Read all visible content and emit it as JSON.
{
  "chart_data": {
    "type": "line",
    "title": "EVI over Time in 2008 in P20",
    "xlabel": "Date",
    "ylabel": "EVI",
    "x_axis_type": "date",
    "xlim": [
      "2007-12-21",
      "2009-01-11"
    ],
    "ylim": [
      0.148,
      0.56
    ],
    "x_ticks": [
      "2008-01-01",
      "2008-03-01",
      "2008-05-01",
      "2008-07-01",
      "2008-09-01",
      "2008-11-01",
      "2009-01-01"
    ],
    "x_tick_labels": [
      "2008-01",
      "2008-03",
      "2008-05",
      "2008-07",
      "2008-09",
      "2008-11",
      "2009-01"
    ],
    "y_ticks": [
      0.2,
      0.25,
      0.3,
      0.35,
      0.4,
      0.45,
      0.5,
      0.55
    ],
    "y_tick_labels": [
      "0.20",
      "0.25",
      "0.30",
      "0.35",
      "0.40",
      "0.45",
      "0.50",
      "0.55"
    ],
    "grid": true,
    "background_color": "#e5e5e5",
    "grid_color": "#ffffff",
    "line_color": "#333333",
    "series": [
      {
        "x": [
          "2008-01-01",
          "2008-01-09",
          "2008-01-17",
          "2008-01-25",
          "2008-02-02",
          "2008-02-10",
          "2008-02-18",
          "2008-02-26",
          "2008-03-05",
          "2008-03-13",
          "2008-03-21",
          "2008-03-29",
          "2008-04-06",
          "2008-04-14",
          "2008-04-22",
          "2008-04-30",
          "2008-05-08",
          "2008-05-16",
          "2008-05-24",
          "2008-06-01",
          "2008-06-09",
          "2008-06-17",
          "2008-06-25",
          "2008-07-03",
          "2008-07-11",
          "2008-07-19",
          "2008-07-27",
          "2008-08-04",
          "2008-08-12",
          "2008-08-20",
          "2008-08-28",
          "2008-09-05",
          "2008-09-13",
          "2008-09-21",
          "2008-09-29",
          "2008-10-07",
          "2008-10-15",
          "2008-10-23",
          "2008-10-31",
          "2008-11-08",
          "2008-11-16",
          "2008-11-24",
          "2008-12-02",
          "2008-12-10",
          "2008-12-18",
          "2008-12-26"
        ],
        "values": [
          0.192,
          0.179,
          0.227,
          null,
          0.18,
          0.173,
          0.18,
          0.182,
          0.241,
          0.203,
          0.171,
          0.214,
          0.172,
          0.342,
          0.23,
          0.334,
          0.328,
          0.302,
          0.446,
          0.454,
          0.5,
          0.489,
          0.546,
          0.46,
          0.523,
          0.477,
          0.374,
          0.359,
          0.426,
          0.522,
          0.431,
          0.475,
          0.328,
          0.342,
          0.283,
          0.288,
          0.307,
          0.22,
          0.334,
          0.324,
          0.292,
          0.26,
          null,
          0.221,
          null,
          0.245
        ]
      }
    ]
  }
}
──────────
▶ [Problem statement] Faithfully copy every entry, leaving nothing out.

▶ [Complete answer]
Read all visible content and emit it as JSON.
{
  "chart_data": {
    "type": "line",
    "title": "EVI over Time in 2008 in P20",
    "xlabel": "Date",
    "ylabel": "EVI",
    "x_axis_type": "date",
    "xlim": [
      "2007-12-21",
      "2009-01-11"
    ],
    "ylim": [
      0.148,
      0.56
    ],
    "x_ticks": [
      "2008-01-01",
      "2008-03-01",
      "2008-05-01",
      "2008-07-01",
      "2008-09-01",
      "2008-11-01",
      "2009-01-01"
    ],
    "x_tick_labels": [
      "2008-01",
      "2008-03",
      "2008-05",
      "2008-07",
      "2008-09",
      "2008-11",
      "2009-01"
    ],
    "y_ticks": [
      0.2,
      0.25,
      0.3,
      0.35,
      0.4,
      0.45,
      0.5,
      0.55
    ],
    "y_tick_labels": [
      "0.20",
      "0.25",
      "0.30",
      "0.35",
      "0.40",
      "0.45",
      "0.50",
      "0.55"
    ],
    "grid": true,
    "background_color": "#e5e5e5",
    "grid_color": "#ffffff",
    "line_color": "#333333",
    "series": [
      {
        "x": [
          "2008-01-01",
          "2008-01-09",
          "2008-01-17",
          "2008-01-25",
          "2008-02-02",
          "2008-02-10",
          "2008-02-18",
          "2008-02-26",
          "2008-03-05",
          "2008-03-13",
          "2008-03-21",
          "2008-03-29",
          "2008-04-06",
          "2008-04-14",
          "2008-04-22",
          "2008-04-30",
          "2008-05-08",
          "2008-05-16",
          "2008-05-24",
          "2008-06-01",
          "2008-06-09",
          "2008-06-17",
          "2008-06-25",
          "2008-07-03",
          "2008-07-11",
          "2008-07-19",
          "2008-07-27",
          "2008-08-04",
          "2008-08-12",
          "2008-08-20",
          "2008-08-28",
          "2008-09-05",
          "2008-09-13",
          "2008-09-21",
          "2008-09-29",
          "2008-10-07",
          "2008-10-15",
          "2008-10-23",
          "2008-10-31",
          "2008-11-08",
          "2008-11-16",
          "2008-11-24",
          "2008-12-02",
          "2008-12-10",
          "2008-12-18",
          "2008-12-26"
        ],
        "values": [
          0.192,
          0.179,
          0.227,
          null,
          0.18,
          0.173,
          0.18,
          0.182,
          0.241,
          0.203,
          0.171,
          0.214,
          0.172,
          0.342,
          0.23,
          0.334,
          0.328,
          0.302,
          0.446,
          0.454,
          0.5,
          0.489,
          0.546,
          0.46,
          0.523,
          0.477,
          0.374,
          0.359,
          0.426,
          0.522,
          0.431,
          0.475,
          0.328,
          0.342,
          0.283,
          0.288,
          0.307,
          0.22,
          0.334,
          0.324,
          0.292,
          0.26,
          null,
          0.221,
          null,
          0.245
        ]
      }
    ]
  }
}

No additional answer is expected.